Filter the lines below, copying only those with the string "anomalies".

— START —

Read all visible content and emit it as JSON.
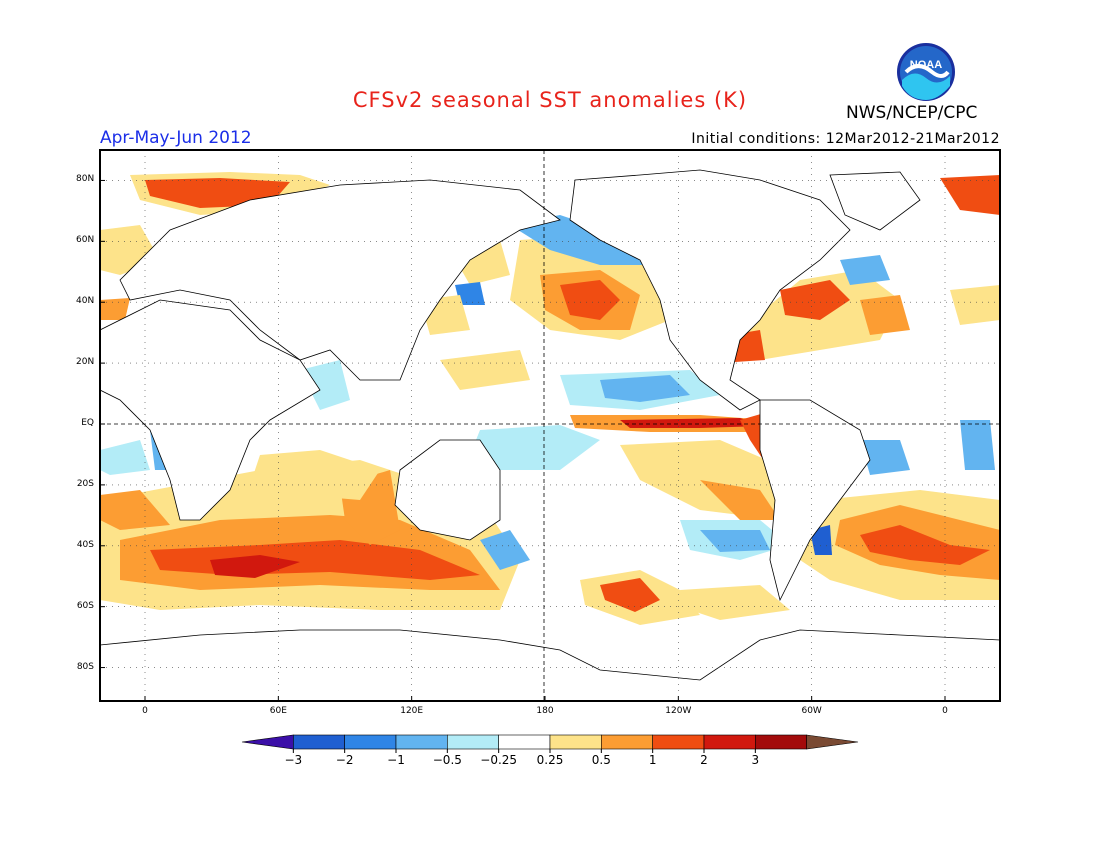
{
  "header": {
    "title": "CFSv2 seasonal SST anomalies (K)",
    "agency": "NWS/NCEP/CPC",
    "period": "Apr-May-Jun 2012",
    "initial_conditions": "Initial conditions: 12Mar2012-21Mar2012",
    "logo_text": "NOAA"
  },
  "axes": {
    "lat_labels": [
      "80N",
      "60N",
      "40N",
      "20N",
      "EQ",
      "20S",
      "40S",
      "60S",
      "80S"
    ],
    "lat_values": [
      80,
      60,
      40,
      20,
      0,
      -20,
      -40,
      -60,
      -80
    ],
    "lon_labels": [
      "0",
      "60E",
      "120E",
      "180",
      "120W",
      "60W",
      "0"
    ],
    "lon_values": [
      0,
      60,
      120,
      180,
      240,
      300,
      360
    ]
  },
  "colorbar": {
    "labels": [
      "-3",
      "-2",
      "-1",
      "-0.5",
      "-0.25",
      "0.25",
      "0.5",
      "1",
      "2",
      "3"
    ],
    "colors": [
      "#3b0fa8",
      "#1f5fd1",
      "#2f85e6",
      "#62b4f0",
      "#b3ecf7",
      "#ffffff",
      "#fde38a",
      "#fc9d33",
      "#f04d12",
      "#d1180e",
      "#a30b0b",
      "#7a4a33"
    ]
  },
  "anomalies": {
    "units": "K"
  }
}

— END —

* [WORKED ANSWER]:
    "title": "CFSv2 seasonal SST anomalies (K)",
  "anomalies": {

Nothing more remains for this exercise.